Work to be completed: Entries follow. Set all of them down as they stand.
━━━
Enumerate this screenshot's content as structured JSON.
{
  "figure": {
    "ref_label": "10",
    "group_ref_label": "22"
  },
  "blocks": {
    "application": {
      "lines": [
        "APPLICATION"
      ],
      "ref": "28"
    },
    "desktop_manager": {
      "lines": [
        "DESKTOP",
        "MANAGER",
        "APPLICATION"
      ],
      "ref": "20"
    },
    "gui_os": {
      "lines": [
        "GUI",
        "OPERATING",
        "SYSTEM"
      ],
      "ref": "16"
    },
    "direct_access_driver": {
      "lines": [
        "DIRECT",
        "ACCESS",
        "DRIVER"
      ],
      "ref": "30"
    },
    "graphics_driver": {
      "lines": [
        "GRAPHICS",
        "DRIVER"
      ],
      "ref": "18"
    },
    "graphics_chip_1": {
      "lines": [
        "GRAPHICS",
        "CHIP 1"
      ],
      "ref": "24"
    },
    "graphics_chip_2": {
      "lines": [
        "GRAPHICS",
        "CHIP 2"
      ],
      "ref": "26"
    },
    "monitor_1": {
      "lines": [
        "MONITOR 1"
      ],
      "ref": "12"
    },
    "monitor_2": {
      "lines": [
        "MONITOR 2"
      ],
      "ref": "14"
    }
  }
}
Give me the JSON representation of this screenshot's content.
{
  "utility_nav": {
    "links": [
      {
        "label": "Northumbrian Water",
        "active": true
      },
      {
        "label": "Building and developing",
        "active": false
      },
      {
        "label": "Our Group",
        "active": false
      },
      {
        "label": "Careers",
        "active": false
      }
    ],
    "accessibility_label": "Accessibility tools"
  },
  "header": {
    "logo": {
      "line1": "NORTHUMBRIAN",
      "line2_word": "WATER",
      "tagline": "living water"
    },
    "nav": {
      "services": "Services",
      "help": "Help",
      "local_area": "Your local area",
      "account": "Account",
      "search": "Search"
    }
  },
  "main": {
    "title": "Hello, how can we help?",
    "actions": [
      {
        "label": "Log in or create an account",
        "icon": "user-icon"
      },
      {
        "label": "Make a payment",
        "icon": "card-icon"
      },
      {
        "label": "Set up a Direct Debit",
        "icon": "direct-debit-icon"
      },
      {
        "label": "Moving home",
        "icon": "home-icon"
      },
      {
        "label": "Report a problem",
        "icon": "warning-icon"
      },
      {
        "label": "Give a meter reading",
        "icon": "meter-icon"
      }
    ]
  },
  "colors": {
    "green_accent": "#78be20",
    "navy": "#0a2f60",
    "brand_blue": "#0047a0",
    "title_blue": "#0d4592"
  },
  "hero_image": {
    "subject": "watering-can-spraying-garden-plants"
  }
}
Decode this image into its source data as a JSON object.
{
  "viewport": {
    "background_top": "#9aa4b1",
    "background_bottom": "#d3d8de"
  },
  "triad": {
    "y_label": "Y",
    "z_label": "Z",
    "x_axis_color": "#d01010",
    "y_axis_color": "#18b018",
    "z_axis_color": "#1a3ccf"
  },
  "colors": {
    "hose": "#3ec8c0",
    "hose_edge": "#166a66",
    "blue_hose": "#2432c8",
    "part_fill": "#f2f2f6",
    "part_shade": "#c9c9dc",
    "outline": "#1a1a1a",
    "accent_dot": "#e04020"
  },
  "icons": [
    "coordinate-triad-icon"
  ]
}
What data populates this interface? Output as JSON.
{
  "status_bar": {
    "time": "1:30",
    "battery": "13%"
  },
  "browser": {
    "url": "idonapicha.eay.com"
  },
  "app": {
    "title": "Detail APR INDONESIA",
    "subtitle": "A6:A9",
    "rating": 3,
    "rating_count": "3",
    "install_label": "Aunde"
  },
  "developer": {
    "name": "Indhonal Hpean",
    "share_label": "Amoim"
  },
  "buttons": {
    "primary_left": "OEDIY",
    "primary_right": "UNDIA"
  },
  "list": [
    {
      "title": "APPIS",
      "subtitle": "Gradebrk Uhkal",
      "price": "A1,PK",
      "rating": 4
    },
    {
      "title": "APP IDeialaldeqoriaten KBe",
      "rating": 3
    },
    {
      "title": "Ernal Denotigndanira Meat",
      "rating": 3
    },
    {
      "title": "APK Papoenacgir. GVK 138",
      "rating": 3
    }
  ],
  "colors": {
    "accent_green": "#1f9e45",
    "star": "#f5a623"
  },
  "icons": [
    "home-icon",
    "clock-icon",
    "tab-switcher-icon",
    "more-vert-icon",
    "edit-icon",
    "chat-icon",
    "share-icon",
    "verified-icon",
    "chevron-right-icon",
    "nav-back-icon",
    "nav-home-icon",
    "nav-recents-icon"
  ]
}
━━━
Correct answer:
Enumerate this screenshot's content as structured JSON.
{
  "figure": {
    "ref_label": "10",
    "group_ref_label": "22"
  },
  "blocks": {
    "application": {
      "lines": [
        "APPLICATION"
      ],
      "ref": "28"
    },
    "desktop_manager": {
      "lines": [
        "DESKTOP",
        "MANAGER",
        "APPLICATION"
      ],
      "ref": "20"
    },
    "gui_os": {
      "lines": [
        "GUI",
        "OPERATING",
        "SYSTEM"
      ],
      "ref": "16"
    },
    "direct_access_driver": {
      "lines": [
        "DIRECT",
        "ACCESS",
        "DRIVER"
      ],
      "ref": "30"
    },
    "graphics_driver": {
      "lines": [
        "GRAPHICS",
        "DRIVER"
      ],
      "ref": "18"
    },
    "graphics_chip_1": {
      "lines": [
        "GRAPHICS",
        "CHIP 1"
      ],
      "ref": "24"
    },
    "graphics_chip_2": {
      "lines": [
        "GRAPHICS",
        "CHIP 2"
      ],
      "ref": "26"
    },
    "monitor_1": {
      "lines": [
        "MONITOR 1"
      ],
      "ref": "12"
    },
    "monitor_2": {
      "lines": [
        "MONITOR 2"
      ],
      "ref": "14"
    }
  }
}
Give me the JSON representation of this screenshot's content.
{
  "utility_nav": {
    "links": [
      {
        "label": "Northumbrian Water",
        "active": true
      },
      {
        "label": "Building and developing",
        "active": false
      },
      {
        "label": "Our Group",
        "active": false
      },
      {
        "label": "Careers",
        "active": false
      }
    ],
    "accessibility_label": "Accessibility tools"
  },
  "header": {
    "logo": {
      "line1": "NORTHUMBRIAN",
      "line2_word": "WATER",
      "tagline": "living water"
    },
    "nav": {
      "services": "Services",
      "help": "Help",
      "local_area": "Your local area",
      "account": "Account",
      "search": "Search"
    }
  },
  "main": {
    "title": "Hello, how can we help?",
    "actions": [
      {
        "label": "Log in or create an account",
        "icon": "user-icon"
      },
      {
        "label": "Make a payment",
        "icon": "card-icon"
      },
      {
        "label": "Set up a Direct Debit",
        "icon": "direct-debit-icon"
      },
      {
        "label": "Moving home",
        "icon": "home-icon"
      },
      {
        "label": "Report a problem",
        "icon": "warning-icon"
      },
      {
        "label": "Give a meter reading",
        "icon": "meter-icon"
      }
    ]
  },
  "colors": {
    "green_accent": "#78be20",
    "navy": "#0a2f60",
    "brand_blue": "#0047a0",
    "title_blue": "#0d4592"
  },
  "hero_image": {
    "subject": "watering-can-spraying-garden-plants"
  }
}
Decode this image into its source data as a JSON object.
{
  "viewport": {
    "background_top": "#9aa4b1",
    "background_bottom": "#d3d8de"
  },
  "triad": {
    "y_label": "Y",
    "z_label": "Z",
    "x_axis_color": "#d01010",
    "y_axis_color": "#18b018",
    "z_axis_color": "#1a3ccf"
  },
  "colors": {
    "hose": "#3ec8c0",
    "hose_edge": "#166a66",
    "blue_hose": "#2432c8",
    "part_fill": "#f2f2f6",
    "part_shade": "#c9c9dc",
    "outline": "#1a1a1a",
    "accent_dot": "#e04020"
  },
  "icons": [
    "coordinate-triad-icon"
  ]
}
What data populates this interface? Output as JSON.
{
  "status_bar": {
    "time": "1:30",
    "battery": "13%"
  },
  "browser": {
    "url": "idonapicha.eay.com"
  },
  "app": {
    "title": "Detail APR INDONESIA",
    "subtitle": "A6:A9",
    "rating": 3,
    "rating_count": "3",
    "install_label": "Aunde"
  },
  "developer": {
    "name": "Indhonal Hpean",
    "share_label": "Amoim"
  },
  "buttons": {
    "primary_left": "OEDIY",
    "primary_right": "UNDIA"
  },
  "list": [
    {
      "title": "APPIS",
      "subtitle": "Gradebrk Uhkal",
      "price": "A1,PK",
      "rating": 4
    },
    {
      "title": "APP IDeialaldeqoriaten KBe",
      "rating": 3
    },
    {
      "title": "Ernal Denotigndanira Meat",
      "rating": 3
    },
    {
      "title": "APK Papoenacgir. GVK 138",
      "rating": 3
    }
  ],
  "colors": {
    "accent_green": "#1f9e45",
    "star": "#f5a623"
  },
  "icons": [
    "home-icon",
    "clock-icon",
    "tab-switcher-icon",
    "more-vert-icon",
    "edit-icon",
    "chat-icon",
    "share-icon",
    "verified-icon",
    "chevron-right-icon",
    "nav-back-icon",
    "nav-home-icon",
    "nav-recents-icon"
  ]
}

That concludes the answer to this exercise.